## Stated problem
Return the lines below unchanged, from the line that contains "sidebar-item[interactable]: DNS [492,281,580,292]" through the line that contains "day-checkbox[interactable] [754,321,763,332]", including both of those lines.

--- START ---

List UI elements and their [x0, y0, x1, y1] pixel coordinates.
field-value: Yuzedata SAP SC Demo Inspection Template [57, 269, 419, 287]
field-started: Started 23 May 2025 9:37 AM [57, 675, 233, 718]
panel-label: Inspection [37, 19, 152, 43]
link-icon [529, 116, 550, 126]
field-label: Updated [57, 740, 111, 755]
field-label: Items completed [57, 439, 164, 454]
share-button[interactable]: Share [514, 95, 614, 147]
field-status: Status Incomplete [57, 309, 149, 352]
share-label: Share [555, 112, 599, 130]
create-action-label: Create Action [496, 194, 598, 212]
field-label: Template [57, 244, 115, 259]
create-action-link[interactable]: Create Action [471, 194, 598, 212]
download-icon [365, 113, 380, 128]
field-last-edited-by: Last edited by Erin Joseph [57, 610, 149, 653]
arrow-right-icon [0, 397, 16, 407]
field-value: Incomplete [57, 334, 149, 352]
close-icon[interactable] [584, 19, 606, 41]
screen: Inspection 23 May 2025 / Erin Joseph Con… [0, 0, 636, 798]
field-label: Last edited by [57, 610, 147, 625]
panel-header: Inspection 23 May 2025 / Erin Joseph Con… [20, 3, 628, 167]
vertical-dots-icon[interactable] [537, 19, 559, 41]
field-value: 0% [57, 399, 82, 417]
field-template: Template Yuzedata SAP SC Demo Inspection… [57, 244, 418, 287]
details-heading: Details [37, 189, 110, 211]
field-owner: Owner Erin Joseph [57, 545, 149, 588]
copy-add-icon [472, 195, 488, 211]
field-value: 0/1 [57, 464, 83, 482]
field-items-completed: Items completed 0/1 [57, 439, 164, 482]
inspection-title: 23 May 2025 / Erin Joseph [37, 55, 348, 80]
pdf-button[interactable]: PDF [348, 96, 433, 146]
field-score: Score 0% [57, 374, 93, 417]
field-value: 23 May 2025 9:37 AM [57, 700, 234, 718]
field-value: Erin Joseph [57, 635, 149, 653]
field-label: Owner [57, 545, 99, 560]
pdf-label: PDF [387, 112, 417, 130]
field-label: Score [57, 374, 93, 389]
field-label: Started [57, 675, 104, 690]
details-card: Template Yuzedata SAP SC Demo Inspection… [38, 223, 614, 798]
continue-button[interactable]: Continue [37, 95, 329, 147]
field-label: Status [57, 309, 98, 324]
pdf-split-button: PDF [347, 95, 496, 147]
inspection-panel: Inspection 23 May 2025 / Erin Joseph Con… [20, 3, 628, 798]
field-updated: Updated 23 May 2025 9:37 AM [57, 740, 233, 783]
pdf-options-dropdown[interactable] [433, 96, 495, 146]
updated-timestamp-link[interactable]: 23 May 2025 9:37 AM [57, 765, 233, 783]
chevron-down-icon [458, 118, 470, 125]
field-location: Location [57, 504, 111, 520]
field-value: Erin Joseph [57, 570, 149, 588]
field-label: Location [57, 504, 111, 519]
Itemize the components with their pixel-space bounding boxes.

--- END ---
--- START ---

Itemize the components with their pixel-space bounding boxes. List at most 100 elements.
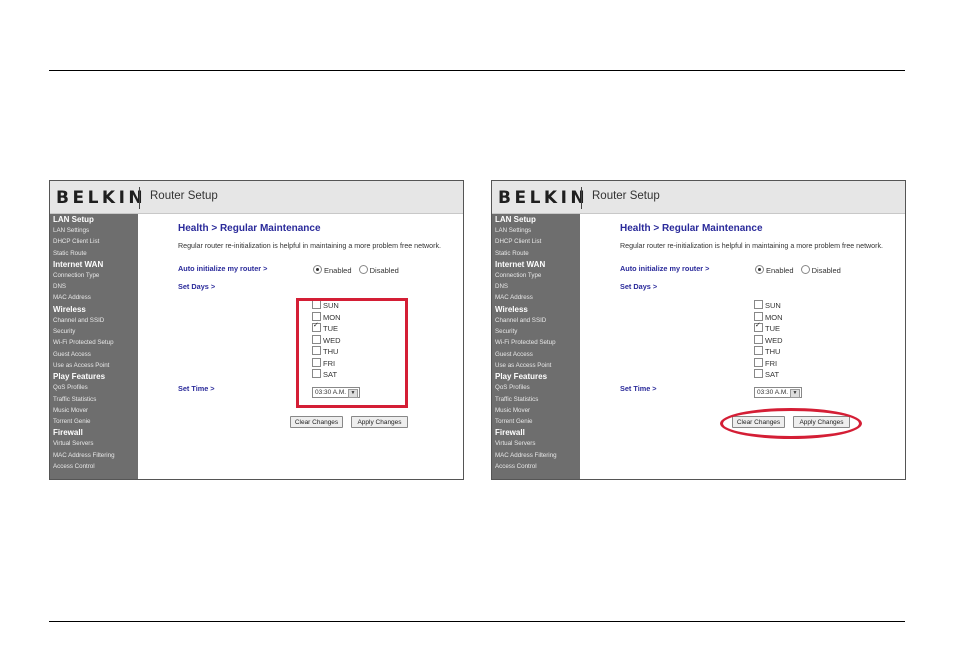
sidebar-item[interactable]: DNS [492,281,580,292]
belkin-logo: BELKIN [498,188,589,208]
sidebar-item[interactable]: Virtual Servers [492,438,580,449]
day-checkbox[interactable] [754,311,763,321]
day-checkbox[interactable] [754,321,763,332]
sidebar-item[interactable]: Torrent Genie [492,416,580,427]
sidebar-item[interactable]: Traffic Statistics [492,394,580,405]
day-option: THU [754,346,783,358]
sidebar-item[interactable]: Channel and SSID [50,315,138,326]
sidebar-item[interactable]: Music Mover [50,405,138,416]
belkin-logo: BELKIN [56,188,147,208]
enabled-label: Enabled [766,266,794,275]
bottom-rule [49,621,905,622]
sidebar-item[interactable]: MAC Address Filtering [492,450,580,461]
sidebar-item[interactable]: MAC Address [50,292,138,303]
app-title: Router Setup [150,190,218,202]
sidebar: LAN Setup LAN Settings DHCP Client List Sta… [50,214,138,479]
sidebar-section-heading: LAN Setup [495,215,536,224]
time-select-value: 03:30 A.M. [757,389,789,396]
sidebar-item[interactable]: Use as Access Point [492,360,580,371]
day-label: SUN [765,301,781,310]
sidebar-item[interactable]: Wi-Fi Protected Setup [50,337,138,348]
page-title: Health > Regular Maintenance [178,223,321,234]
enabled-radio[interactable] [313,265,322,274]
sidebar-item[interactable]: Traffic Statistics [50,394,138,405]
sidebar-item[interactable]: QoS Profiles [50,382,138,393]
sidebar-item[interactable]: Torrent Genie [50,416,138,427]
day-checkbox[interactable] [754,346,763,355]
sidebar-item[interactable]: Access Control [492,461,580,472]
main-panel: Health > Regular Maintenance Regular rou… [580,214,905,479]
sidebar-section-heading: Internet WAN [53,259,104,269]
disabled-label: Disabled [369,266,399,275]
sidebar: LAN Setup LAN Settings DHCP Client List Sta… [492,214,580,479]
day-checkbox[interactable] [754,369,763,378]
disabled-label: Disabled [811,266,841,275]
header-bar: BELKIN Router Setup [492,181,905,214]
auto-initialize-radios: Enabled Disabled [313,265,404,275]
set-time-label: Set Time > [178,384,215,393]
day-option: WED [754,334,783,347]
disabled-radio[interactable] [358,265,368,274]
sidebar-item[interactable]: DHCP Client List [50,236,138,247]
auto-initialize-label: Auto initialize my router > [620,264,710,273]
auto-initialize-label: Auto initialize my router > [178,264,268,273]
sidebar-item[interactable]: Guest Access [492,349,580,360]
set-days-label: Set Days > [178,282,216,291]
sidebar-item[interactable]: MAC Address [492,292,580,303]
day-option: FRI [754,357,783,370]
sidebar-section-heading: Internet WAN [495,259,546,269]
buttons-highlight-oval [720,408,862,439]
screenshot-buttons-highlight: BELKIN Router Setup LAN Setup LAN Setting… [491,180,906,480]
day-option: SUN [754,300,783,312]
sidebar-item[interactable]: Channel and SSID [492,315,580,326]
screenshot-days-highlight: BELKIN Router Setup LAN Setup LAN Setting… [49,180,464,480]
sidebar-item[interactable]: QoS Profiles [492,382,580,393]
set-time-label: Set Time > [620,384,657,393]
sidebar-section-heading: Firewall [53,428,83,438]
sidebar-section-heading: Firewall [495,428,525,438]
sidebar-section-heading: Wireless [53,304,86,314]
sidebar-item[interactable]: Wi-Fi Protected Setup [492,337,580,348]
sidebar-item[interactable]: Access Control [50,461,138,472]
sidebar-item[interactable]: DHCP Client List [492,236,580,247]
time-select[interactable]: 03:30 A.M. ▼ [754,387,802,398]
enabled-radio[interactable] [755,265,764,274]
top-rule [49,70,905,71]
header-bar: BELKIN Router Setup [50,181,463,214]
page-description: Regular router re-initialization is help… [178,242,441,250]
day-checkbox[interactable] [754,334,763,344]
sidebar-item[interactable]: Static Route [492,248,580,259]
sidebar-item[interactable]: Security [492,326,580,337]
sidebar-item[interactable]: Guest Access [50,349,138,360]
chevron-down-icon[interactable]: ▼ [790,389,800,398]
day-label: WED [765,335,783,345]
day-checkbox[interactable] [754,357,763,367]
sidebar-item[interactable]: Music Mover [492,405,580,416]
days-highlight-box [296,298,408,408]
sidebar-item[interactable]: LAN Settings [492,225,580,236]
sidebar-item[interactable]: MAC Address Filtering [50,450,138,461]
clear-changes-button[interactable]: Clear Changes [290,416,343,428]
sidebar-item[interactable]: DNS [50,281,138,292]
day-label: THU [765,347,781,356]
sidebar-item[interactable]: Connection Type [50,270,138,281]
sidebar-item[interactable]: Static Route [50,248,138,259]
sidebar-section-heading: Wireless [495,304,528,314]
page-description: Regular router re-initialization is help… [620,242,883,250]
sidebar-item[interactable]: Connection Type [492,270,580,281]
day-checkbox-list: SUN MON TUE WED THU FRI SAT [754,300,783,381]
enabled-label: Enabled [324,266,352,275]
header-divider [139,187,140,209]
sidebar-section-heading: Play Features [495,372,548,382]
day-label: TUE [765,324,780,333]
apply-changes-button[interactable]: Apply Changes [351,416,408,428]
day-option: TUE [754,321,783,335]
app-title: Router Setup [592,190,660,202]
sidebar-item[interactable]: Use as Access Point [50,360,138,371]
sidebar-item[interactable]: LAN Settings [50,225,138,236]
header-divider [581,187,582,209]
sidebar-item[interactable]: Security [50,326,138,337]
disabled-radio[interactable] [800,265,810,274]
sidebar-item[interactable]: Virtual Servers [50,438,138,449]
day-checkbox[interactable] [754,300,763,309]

--- END ---

## Full output
sidebar-item[interactable]: DNS [492,281,580,292]
belkin-logo: BELKIN [498,188,589,208]
sidebar-item[interactable]: Virtual Servers [492,438,580,449]
day-checkbox[interactable] [754,311,763,321]
day-checkbox[interactable] [754,321,763,332]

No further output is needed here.